» **PAGE TEXT**
━━━━

Here is an example function in both forms:
int fun(ref int a, int b) in (a > 0) in (b >= 0, "b cannot be negative!") out (r; r > 0, "return must be positive") out (; a != 0) { // function body } int fun(ref int a, int b) in { assert(a > 0); assert(b >= 0, "b cannot be negative!"); } out (r) { assert(r > 0, "return must be positive"); assert(a != 0); } do { // function body }
The two functions are almost identical semantically. The expressions in the first are lowered to contract blocks that look almost exactly like the second, except that a separate block is created for each expression in the first, thus avoiding shadowing variable names.
In, Out and Inheritance
If a function in a derived class overrides a function from its super class, then only one of the in contracts of the function and its base functions must be satisfied. Overriding functions then becomes a process of loosening the in contracts.
A function without an in contract means that any values of the function parameters are allowed. This implies that if any function in an inheritance hierarchy has no in contract, then any in contracts on functions overriding it have no useful effect.
Conversely, all of the out contracts need to be satisfied, so overriding functions becomes a processes of tightening the out contracts.
Invariants
Invariants are used to specify characteristics of a class or struct that must always be true (except while executing a member function). For example, a class representing a date might have an invariant that the day must be 1..31 and the hour must be 0..23:
class Date { int day; int hour; this(int d, int h) { day = d; hour = h; } invariant { assert(1 <= day && day <= 31); assert(0 <= hour && hour < 24, "hour out of bounds"); } }
Invariant blocks should contain assert expressions, and should throw AssertErrors when they fail. Since DMD version 2.081.0, invariants can also be written as expression statements, with assert implied:
invariant (1 <= day && day <= 31); invariant (0 <= hour && hour < 24, "hour out of bounds");
The invariant is a contract saying that the asserts must hold true. The invariant is checked when a class or struct constructor completes, and at the start of the class or struct destructor. For public or exported functions, the order of execution is:
- preconditions
- invariant
- function body
- invariant
- postconditions
The invariant is not checked if the class or struct is implicitly constructed using the default .init value.

━━━━

» **RAW DATA**
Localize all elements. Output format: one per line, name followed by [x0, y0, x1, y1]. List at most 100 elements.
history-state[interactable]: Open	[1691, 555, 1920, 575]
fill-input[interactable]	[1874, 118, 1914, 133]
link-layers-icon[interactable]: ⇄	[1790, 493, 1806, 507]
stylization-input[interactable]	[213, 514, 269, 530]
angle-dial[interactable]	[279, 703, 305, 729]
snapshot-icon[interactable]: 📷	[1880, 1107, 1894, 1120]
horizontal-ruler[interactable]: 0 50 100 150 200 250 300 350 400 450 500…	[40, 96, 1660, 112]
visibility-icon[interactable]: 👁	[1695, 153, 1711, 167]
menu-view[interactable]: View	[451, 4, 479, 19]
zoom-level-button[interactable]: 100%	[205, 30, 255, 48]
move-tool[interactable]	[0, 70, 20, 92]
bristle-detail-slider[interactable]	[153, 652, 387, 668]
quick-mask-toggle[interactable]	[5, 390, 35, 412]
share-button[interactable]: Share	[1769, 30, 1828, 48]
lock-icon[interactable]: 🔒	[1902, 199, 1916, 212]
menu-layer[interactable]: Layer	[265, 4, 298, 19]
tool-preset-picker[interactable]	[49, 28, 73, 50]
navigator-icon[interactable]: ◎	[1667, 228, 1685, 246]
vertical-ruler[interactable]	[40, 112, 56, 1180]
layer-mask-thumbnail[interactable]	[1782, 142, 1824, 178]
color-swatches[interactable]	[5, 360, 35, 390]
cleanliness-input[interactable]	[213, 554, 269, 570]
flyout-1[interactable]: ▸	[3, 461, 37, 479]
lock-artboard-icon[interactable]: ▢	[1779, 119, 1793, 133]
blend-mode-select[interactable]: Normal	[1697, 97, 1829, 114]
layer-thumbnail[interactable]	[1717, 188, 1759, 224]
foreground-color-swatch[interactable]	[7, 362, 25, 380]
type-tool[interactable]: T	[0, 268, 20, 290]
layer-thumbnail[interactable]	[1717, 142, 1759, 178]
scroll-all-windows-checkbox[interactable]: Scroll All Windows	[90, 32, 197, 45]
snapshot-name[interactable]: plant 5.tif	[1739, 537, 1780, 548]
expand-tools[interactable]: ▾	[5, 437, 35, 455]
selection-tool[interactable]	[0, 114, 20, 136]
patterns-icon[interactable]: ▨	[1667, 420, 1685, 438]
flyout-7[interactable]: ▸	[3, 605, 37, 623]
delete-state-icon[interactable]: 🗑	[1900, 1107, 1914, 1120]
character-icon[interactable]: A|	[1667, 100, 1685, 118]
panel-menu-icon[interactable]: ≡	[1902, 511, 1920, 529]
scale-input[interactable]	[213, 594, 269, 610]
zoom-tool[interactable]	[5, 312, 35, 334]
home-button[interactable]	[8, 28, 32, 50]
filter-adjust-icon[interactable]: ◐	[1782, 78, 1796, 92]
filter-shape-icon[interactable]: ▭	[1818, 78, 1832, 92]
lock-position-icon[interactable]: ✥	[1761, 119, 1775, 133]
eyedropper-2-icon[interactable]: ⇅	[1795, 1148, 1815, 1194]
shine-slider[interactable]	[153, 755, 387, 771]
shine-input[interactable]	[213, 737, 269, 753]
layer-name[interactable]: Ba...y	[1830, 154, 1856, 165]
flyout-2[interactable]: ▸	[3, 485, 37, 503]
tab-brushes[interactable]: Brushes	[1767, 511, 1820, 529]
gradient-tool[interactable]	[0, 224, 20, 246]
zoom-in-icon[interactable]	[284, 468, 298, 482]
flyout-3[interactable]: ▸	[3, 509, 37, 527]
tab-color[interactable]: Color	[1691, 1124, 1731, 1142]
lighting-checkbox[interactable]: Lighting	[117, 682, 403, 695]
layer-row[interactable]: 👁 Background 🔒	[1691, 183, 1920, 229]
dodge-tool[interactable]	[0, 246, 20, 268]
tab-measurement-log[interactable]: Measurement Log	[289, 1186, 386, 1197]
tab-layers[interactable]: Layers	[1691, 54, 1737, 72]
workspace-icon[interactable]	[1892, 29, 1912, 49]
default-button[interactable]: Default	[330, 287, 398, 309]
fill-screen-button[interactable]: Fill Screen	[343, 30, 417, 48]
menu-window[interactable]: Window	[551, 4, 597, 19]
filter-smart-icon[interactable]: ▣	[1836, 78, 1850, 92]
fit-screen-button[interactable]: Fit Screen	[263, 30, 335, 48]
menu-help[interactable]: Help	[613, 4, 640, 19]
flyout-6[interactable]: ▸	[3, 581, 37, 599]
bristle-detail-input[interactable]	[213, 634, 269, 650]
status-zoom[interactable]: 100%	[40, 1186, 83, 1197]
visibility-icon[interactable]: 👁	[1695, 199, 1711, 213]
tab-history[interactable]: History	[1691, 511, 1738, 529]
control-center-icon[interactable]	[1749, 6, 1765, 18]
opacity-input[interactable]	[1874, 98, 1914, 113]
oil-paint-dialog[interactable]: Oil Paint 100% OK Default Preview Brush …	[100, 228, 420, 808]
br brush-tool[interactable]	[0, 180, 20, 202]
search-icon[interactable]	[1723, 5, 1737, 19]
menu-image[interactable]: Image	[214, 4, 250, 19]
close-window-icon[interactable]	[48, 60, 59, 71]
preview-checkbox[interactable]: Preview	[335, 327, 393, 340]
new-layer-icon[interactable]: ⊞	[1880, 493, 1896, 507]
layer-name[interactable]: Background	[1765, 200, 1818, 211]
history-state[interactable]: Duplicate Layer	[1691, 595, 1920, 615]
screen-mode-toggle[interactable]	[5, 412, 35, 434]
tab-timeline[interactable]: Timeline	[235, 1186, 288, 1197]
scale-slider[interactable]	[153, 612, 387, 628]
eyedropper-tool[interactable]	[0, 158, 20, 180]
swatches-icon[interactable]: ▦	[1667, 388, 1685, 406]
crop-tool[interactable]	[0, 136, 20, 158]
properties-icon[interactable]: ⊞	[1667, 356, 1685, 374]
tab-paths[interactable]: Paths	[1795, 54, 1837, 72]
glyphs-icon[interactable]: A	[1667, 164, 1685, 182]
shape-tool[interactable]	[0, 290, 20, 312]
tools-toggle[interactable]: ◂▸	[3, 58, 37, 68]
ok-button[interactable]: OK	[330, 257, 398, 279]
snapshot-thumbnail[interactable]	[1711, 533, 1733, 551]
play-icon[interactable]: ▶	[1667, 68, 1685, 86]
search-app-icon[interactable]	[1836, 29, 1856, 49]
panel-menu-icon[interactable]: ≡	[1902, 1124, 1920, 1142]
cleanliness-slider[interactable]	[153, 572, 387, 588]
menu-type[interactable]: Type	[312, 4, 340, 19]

━━━━

» **EXERCISE REQUIREMENTS**
From the contracts text above, echo word for word the part from "A function without" to "the out contracts.". The entries have nothing to do with this.

» **RESPONSE AREA**
A function without an in contract means that any values of the function parameters are allowed. This implies that if any function in an inheritance hierarchy has no in contract, then any in contracts on functions overriding it have no useful effect.
Conversely, all of the out contracts need to be satisfied, so overriding functions becomes a processes of tightening the out contracts.